Exercise data
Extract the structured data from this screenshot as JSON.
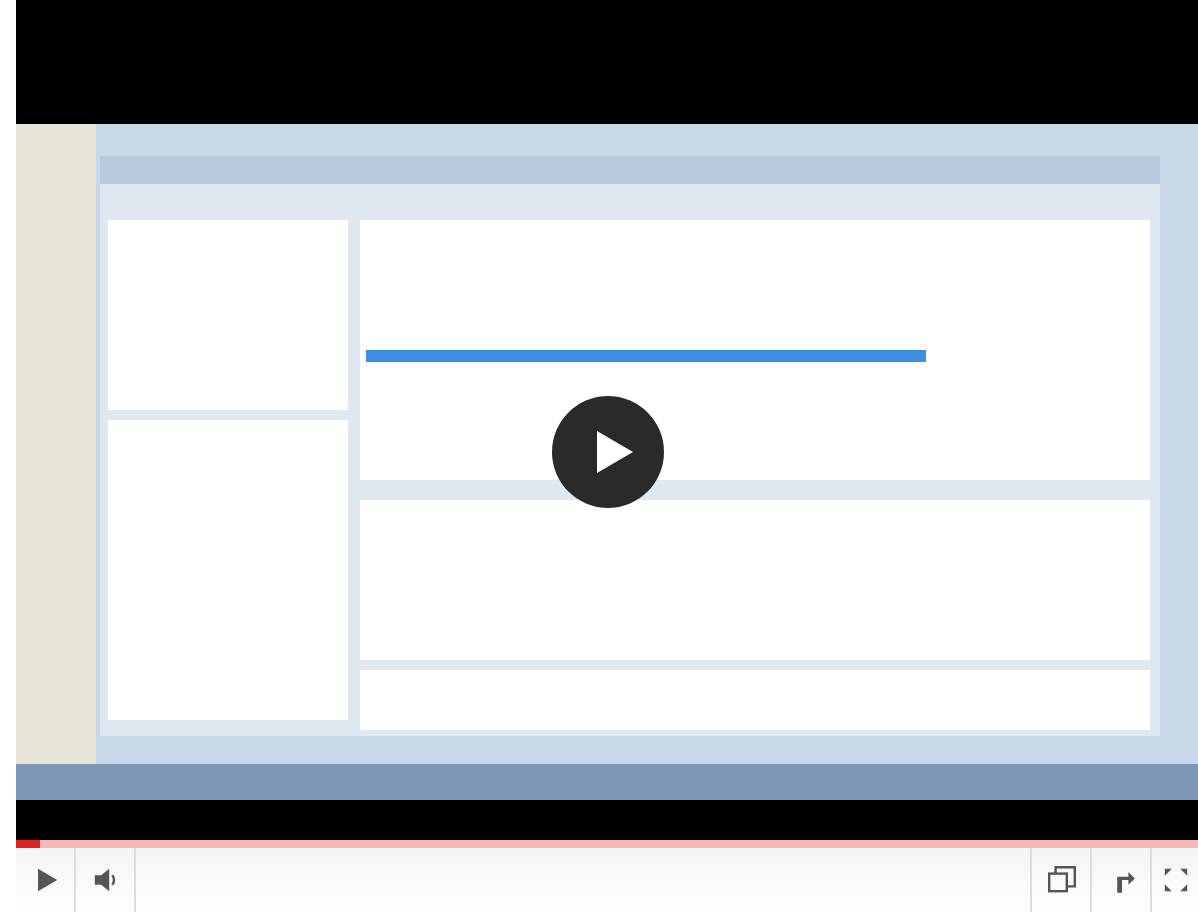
{
  "player": {
    "paused": true,
    "progress": {
      "level": 0.02
    }
  }
}
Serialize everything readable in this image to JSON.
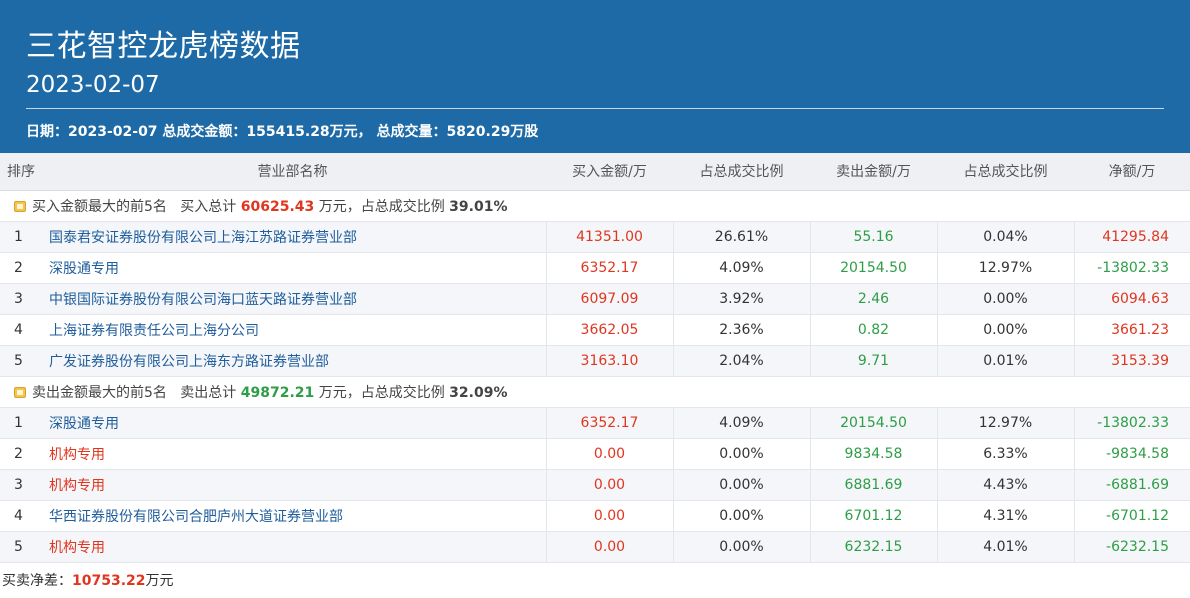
{
  "header": {
    "title": "三花智控龙虎榜数据",
    "date": "2023-02-07",
    "summary": "日期：2023-02-07 总成交金额：155415.28万元， 总成交量：5820.29万股"
  },
  "columns": [
    "排序",
    "营业部名称",
    "买入金额/万",
    "占总成交比例",
    "卖出金额/万",
    "占总成交比例",
    "净额/万"
  ],
  "buy_group": {
    "label": "买入金额最大的前5名",
    "total_label": "买入总计",
    "total_value": "60625.43",
    "unit_text": "万元，占总成交比例",
    "ratio": "39.01%",
    "rows": [
      {
        "rank": "1",
        "name": "国泰君安证券股份有限公司上海江苏路证券营业部",
        "buy": "41351.00",
        "buy_pct": "26.61%",
        "sell": "55.16",
        "sell_pct": "0.04%",
        "net": "41295.84"
      },
      {
        "rank": "2",
        "name": "深股通专用",
        "buy": "6352.17",
        "buy_pct": "4.09%",
        "sell": "20154.50",
        "sell_pct": "12.97%",
        "net": "-13802.33"
      },
      {
        "rank": "3",
        "name": "中银国际证券股份有限公司海口蓝天路证券营业部",
        "buy": "6097.09",
        "buy_pct": "3.92%",
        "sell": "2.46",
        "sell_pct": "0.00%",
        "net": "6094.63"
      },
      {
        "rank": "4",
        "name": "上海证券有限责任公司上海分公司",
        "buy": "3662.05",
        "buy_pct": "2.36%",
        "sell": "0.82",
        "sell_pct": "0.00%",
        "net": "3661.23"
      },
      {
        "rank": "5",
        "name": "广发证券股份有限公司上海东方路证券营业部",
        "buy": "3163.10",
        "buy_pct": "2.04%",
        "sell": "9.71",
        "sell_pct": "0.01%",
        "net": "3153.39"
      }
    ]
  },
  "sell_group": {
    "label": "卖出金额最大的前5名",
    "total_label": "卖出总计",
    "total_value": "49872.21",
    "unit_text": "万元，占总成交比例",
    "ratio": "32.09%",
    "rows": [
      {
        "rank": "1",
        "name": "深股通专用",
        "buy": "6352.17",
        "buy_pct": "4.09%",
        "sell": "20154.50",
        "sell_pct": "12.97%",
        "net": "-13802.33"
      },
      {
        "rank": "2",
        "name": "机构专用",
        "buy": "0.00",
        "buy_pct": "0.00%",
        "sell": "9834.58",
        "sell_pct": "6.33%",
        "net": "-9834.58"
      },
      {
        "rank": "3",
        "name": "机构专用",
        "buy": "0.00",
        "buy_pct": "0.00%",
        "sell": "6881.69",
        "sell_pct": "4.43%",
        "net": "-6881.69"
      },
      {
        "rank": "4",
        "name": "华西证券股份有限公司合肥庐州大道证券营业部",
        "buy": "0.00",
        "buy_pct": "0.00%",
        "sell": "6701.12",
        "sell_pct": "4.31%",
        "net": "-6701.12"
      },
      {
        "rank": "5",
        "name": "机构专用",
        "buy": "0.00",
        "buy_pct": "0.00%",
        "sell": "6232.15",
        "sell_pct": "4.01%",
        "net": "-6232.15"
      }
    ]
  },
  "footer": {
    "label": "买卖净差：",
    "value": "10753.22",
    "unit": "万元"
  },
  "colors": {
    "header_bg": "#1d6aa6",
    "up_red": "#e0361f",
    "down_green": "#2d9e46",
    "link_blue": "#1f5d9c"
  }
}
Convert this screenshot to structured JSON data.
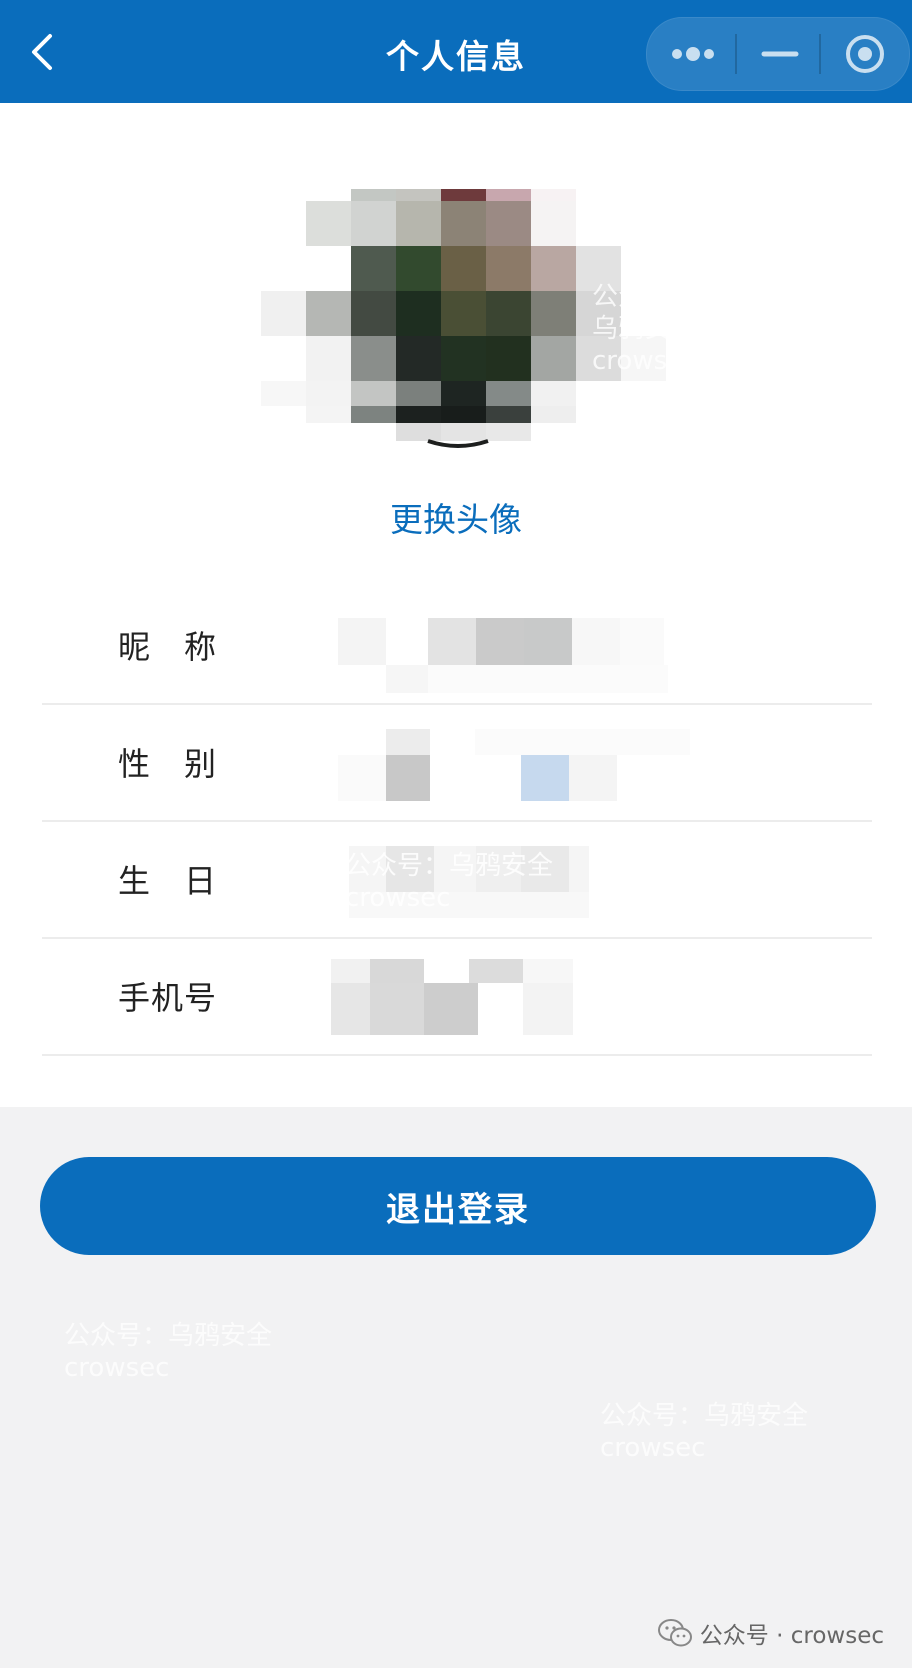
{
  "header": {
    "title": "个人信息",
    "back_icon": "chevron-left-icon",
    "capsule": {
      "more_icon": "more-dots-icon",
      "minimize_icon": "minimize-icon",
      "close_icon": "target-circle-icon"
    }
  },
  "profile": {
    "avatar_pixelated": true,
    "change_avatar_label": "更换头像"
  },
  "fields": [
    {
      "label": "昵　称",
      "value_pixelated": true
    },
    {
      "label": "性　别",
      "value_pixelated": true
    },
    {
      "label": "生　日",
      "value_pixelated": true
    },
    {
      "label": "手机号",
      "value_pixelated": true
    }
  ],
  "logout_label": "退出登录",
  "watermarks": {
    "line1": "公众号：乌鸦安全",
    "line2": "crowsec"
  },
  "footer": {
    "icon": "wechat-icon",
    "text": "公众号 · crowsec"
  },
  "colors": {
    "primary": "#0a6dbc",
    "background": "#f2f2f3"
  }
}
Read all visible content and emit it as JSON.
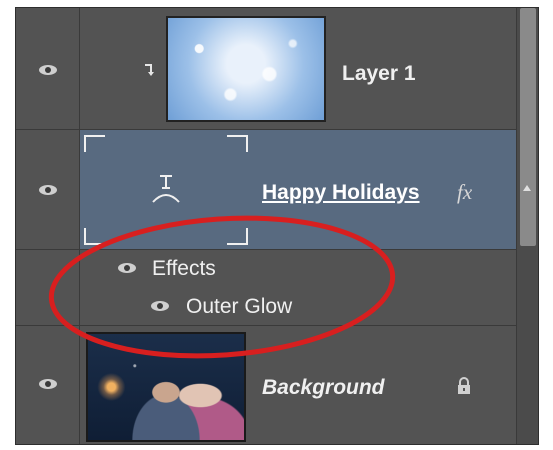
{
  "layers": {
    "layer1": {
      "name": "Layer 1"
    },
    "text_layer": {
      "name": "Happy Holidays",
      "fx": "fx"
    },
    "effects": {
      "label": "Effects"
    },
    "outer_glow": {
      "label": "Outer Glow"
    },
    "background": {
      "name": "Background"
    }
  },
  "colors": {
    "panel": "#535353",
    "selected_row": "#586a80",
    "annotation_ellipse": "#d81f1f"
  },
  "icons": [
    "eye-icon",
    "clipping-arrow-icon",
    "text-layer-icon",
    "fx-icon",
    "lock-icon"
  ]
}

Task to complete
Your copy of the data should match it exactly, except that pictures are left out.

Result of the task
Extract the structured data from this screenshot as JSON.
{
  "player": {
    "paused": true,
    "progress": {
      "level": 0.02
    }
  }
}
Serialize everything readable in this image to JSON.
{
  "header": {
    "title": "三花智控龙虎榜数据",
    "date": "2023-02-07",
    "summary": "日期：2023-02-07 总成交金额：155415.28万元， 总成交量：5820.29万股"
  },
  "columns": [
    "排序",
    "营业部名称",
    "买入金额/万",
    "占总成交比例",
    "卖出金额/万",
    "占总成交比例",
    "净额/万"
  ],
  "buy_group": {
    "label": "买入金额最大的前5名",
    "total_label": "买入总计",
    "total_value": "60625.43",
    "unit_text": "万元，占总成交比例",
    "ratio": "39.01%",
    "rows": [
      {
        "rank": "1",
        "name": "国泰君安证券股份有限公司上海江苏路证券营业部",
        "buy": "41351.00",
        "buy_pct": "26.61%",
        "sell": "55.16",
        "sell_pct": "0.04%",
        "net": "41295.84"
      },
      {
        "rank": "2",
        "name": "深股通专用",
        "buy": "6352.17",
        "buy_pct": "4.09%",
        "sell": "20154.50",
        "sell_pct": "12.97%",
        "net": "-13802.33"
      },
      {
        "rank": "3",
        "name": "中银国际证券股份有限公司海口蓝天路证券营业部",
        "buy": "6097.09",
        "buy_pct": "3.92%",
        "sell": "2.46",
        "sell_pct": "0.00%",
        "net": "6094.63"
      },
      {
        "rank": "4",
        "name": "上海证券有限责任公司上海分公司",
        "buy": "3662.05",
        "buy_pct": "2.36%",
        "sell": "0.82",
        "sell_pct": "0.00%",
        "net": "3661.23"
      },
      {
        "rank": "5",
        "name": "广发证券股份有限公司上海东方路证券营业部",
        "buy": "3163.10",
        "buy_pct": "2.04%",
        "sell": "9.71",
        "sell_pct": "0.01%",
        "net": "3153.39"
      }
    ]
  },
  "sell_group": {
    "label": "卖出金额最大的前5名",
    "total_label": "卖出总计",
    "total_value": "49872.21",
    "unit_text": "万元，占总成交比例",
    "ratio": "32.09%",
    "rows": [
      {
        "rank": "1",
        "name": "深股通专用",
        "buy": "6352.17",
        "buy_pct": "4.09%",
        "sell": "20154.50",
        "sell_pct": "12.97%",
        "net": "-13802.33"
      },
      {
        "rank": "2",
        "name": "机构专用",
        "buy": "0.00",
        "buy_pct": "0.00%",
        "sell": "9834.58",
        "sell_pct": "6.33%",
        "net": "-9834.58"
      },
      {
        "rank": "3",
        "name": "机构专用",
        "buy": "0.00",
        "buy_pct": "0.00%",
        "sell": "6881.69",
        "sell_pct": "4.43%",
        "net": "-6881.69"
      },
      {
        "rank": "4",
        "name": "华西证券股份有限公司合肥庐州大道证券营业部",
        "buy": "0.00",
        "buy_pct": "0.00%",
        "sell": "6701.12",
        "sell_pct": "4.31%",
        "net": "-6701.12"
      },
      {
        "rank": "5",
        "name": "机构专用",
        "buy": "0.00",
        "buy_pct": "0.00%",
        "sell": "6232.15",
        "sell_pct": "4.01%",
        "net": "-6232.15"
      }
    ]
  },
  "footer": {
    "label": "买卖净差：",
    "value": "10753.22",
    "unit": "万元"
  },
  "colors": {
    "header_bg": "#1d6aa6",
    "up_red": "#e0361f",
    "down_green": "#2d9e46",
    "link_blue": "#1f5d9c"
  }
}
Convert this screenshot to structured JSON data.
{
  "header": {
    "title": "个人信息",
    "back_icon": "chevron-left-icon",
    "capsule": {
      "more_icon": "more-dots-icon",
      "minimize_icon": "minimize-icon",
      "close_icon": "target-circle-icon"
    }
  },
  "profile": {
    "avatar_pixelated": true,
    "change_avatar_label": "更换头像"
  },
  "fields": [
    {
      "label": "昵　称",
      "value_pixelated": true
    },
    {
      "label": "性　别",
      "value_pixelated": true
    },
    {
      "label": "生　日",
      "value_pixelated": true
    },
    {
      "label": "手机号",
      "value_pixelated": true
    }
  ],
  "logout_label": "退出登录",
  "watermarks": {
    "line1": "公众号：乌鸦安全",
    "line2": "crowsec"
  },
  "footer": {
    "icon": "wechat-icon",
    "text": "公众号 · crowsec"
  },
  "colors": {
    "primary": "#0a6dbc",
    "background": "#f2f2f3"
  }
}
Read all visible content and emit it as JSON.
{
  "layers": {
    "layer1": {
      "name": "Layer 1"
    },
    "text_layer": {
      "name": "Happy Holidays",
      "fx": "fx"
    },
    "effects": {
      "label": "Effects"
    },
    "outer_glow": {
      "label": "Outer Glow"
    },
    "background": {
      "name": "Background"
    }
  },
  "colors": {
    "panel": "#535353",
    "selected_row": "#586a80",
    "annotation_ellipse": "#d81f1f"
  },
  "icons": [
    "eye-icon",
    "clipping-arrow-icon",
    "text-layer-icon",
    "fx-icon",
    "lock-icon"
  ]
}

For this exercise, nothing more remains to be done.